[Figure record extracts]

## BEGIN

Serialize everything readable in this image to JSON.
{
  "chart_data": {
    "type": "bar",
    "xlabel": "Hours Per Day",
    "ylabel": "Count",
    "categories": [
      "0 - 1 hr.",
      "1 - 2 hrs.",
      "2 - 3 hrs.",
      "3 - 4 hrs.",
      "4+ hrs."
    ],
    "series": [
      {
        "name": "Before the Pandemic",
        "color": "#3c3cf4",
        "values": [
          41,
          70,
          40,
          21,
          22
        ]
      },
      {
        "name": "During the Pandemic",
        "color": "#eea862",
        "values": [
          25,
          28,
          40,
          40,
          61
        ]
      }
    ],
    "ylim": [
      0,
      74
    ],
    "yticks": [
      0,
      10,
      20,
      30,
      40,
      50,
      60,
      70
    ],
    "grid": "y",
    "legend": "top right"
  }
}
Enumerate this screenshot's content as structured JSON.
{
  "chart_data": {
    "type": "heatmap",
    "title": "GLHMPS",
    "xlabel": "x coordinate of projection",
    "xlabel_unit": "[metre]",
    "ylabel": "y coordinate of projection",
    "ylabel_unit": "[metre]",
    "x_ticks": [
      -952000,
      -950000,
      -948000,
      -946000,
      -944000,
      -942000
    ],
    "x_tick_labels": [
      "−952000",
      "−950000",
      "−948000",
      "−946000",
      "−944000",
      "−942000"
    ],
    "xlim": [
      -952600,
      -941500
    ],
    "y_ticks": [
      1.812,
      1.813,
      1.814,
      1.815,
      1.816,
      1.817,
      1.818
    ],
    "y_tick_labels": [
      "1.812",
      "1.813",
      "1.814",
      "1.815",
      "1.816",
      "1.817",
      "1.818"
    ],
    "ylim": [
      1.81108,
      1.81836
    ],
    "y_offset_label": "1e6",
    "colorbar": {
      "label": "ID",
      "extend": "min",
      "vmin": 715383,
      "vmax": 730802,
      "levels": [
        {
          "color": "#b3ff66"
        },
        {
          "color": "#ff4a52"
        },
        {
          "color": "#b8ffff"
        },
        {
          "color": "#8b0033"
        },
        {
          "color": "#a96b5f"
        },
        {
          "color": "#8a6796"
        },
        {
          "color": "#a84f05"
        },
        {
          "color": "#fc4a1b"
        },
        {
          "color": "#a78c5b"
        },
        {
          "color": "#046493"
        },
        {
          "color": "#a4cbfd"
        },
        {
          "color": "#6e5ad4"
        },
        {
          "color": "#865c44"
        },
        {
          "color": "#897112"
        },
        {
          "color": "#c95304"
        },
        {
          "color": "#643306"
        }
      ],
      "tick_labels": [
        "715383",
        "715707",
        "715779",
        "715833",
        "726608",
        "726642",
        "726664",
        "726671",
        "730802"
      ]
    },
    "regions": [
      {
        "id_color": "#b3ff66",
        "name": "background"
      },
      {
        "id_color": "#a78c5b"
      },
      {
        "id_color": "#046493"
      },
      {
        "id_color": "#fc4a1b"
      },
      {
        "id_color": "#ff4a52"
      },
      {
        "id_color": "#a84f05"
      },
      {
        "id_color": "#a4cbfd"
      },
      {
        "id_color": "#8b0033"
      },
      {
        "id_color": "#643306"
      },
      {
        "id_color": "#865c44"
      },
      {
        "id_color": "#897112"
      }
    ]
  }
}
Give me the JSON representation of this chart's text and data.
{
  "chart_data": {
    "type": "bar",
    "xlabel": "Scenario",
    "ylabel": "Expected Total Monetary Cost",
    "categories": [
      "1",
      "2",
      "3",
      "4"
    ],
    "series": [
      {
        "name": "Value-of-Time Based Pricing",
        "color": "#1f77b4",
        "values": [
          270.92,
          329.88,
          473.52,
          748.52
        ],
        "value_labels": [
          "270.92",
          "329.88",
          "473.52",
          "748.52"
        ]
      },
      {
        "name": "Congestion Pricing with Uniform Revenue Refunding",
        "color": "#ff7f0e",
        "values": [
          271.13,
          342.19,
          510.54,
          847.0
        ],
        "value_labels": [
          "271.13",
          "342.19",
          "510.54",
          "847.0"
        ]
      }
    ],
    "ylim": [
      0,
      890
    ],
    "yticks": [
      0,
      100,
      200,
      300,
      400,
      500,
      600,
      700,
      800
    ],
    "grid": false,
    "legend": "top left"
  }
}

## END

• _What is asked_: State, as a number only, how many lines in the entries include "projection".

• _Problem solution_: 2